▶ Task brief: Copy every line from the material below that holds "kokonaispalkka".

▶ Supplied records:
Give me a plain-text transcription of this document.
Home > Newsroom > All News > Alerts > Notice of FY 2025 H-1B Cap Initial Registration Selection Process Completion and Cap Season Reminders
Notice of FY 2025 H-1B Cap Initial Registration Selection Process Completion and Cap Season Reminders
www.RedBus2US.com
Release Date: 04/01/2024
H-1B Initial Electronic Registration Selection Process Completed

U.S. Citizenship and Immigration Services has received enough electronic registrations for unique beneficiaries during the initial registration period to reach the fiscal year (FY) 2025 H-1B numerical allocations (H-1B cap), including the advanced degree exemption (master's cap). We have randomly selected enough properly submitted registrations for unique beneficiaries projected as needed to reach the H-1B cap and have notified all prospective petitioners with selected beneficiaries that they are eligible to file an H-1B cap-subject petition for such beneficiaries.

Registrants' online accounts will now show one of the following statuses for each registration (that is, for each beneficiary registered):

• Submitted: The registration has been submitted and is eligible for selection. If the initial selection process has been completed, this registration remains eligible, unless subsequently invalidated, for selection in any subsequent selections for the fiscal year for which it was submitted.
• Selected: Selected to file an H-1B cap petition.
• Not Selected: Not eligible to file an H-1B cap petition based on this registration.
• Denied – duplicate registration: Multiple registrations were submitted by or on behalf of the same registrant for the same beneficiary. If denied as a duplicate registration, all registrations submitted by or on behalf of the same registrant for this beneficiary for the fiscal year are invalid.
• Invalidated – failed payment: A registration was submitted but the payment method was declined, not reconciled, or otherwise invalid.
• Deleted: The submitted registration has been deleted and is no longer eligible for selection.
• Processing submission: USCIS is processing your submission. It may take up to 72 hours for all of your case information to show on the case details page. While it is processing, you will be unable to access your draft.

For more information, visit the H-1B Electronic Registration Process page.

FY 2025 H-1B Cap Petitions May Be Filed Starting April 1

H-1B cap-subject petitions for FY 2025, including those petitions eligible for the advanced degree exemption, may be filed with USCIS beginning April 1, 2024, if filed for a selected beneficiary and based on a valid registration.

--

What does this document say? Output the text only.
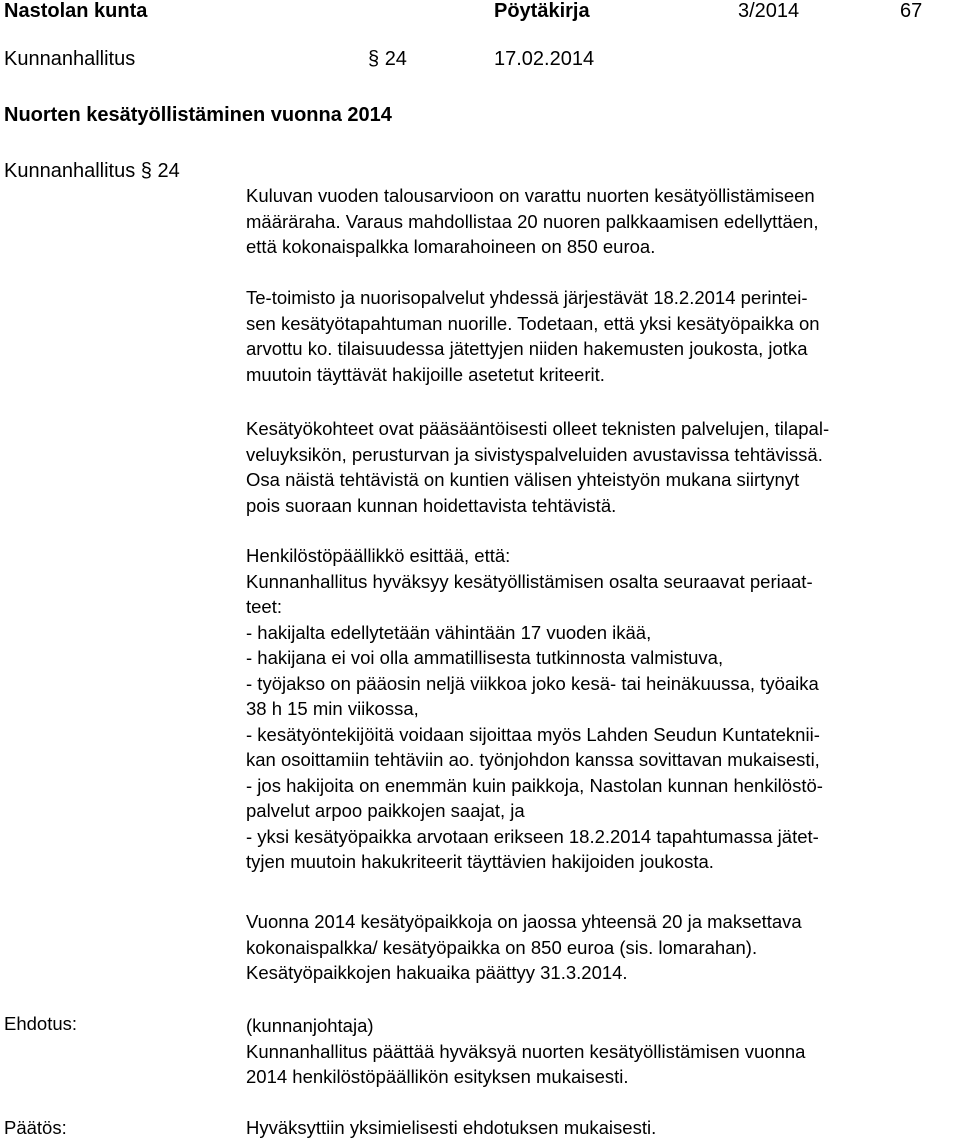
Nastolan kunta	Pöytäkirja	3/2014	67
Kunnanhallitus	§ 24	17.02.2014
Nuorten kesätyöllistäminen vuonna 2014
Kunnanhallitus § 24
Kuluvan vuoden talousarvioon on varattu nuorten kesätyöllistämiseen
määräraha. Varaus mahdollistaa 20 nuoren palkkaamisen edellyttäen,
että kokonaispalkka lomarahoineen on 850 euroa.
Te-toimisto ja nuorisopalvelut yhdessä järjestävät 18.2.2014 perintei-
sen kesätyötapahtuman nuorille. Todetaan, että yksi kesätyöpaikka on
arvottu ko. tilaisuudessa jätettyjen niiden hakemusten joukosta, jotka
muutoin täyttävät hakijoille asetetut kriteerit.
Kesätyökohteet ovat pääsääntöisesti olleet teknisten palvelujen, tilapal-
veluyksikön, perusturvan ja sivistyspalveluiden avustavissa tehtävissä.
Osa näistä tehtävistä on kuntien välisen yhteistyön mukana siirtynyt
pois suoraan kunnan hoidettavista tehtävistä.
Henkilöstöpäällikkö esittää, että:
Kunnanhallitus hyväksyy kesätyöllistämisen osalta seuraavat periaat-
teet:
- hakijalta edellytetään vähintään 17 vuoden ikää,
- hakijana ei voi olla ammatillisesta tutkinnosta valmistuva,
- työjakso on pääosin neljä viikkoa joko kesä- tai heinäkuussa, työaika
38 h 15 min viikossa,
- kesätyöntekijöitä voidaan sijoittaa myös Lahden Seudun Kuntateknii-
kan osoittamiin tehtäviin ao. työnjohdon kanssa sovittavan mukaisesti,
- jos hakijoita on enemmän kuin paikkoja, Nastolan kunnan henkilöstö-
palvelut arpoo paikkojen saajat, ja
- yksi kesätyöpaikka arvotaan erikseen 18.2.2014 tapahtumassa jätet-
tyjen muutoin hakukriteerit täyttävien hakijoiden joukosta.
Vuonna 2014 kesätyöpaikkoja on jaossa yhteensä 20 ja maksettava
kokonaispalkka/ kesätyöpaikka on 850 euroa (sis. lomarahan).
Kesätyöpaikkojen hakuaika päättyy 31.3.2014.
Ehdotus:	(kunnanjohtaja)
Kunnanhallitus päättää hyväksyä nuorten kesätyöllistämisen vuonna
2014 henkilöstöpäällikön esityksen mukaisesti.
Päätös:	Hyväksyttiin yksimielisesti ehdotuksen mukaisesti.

▶ Final answer:
että kokonaispalkka lomarahoineen on 850 euroa.
kokonaispalkka/ kesätyöpaikka on 850 euroa (sis. lomarahan).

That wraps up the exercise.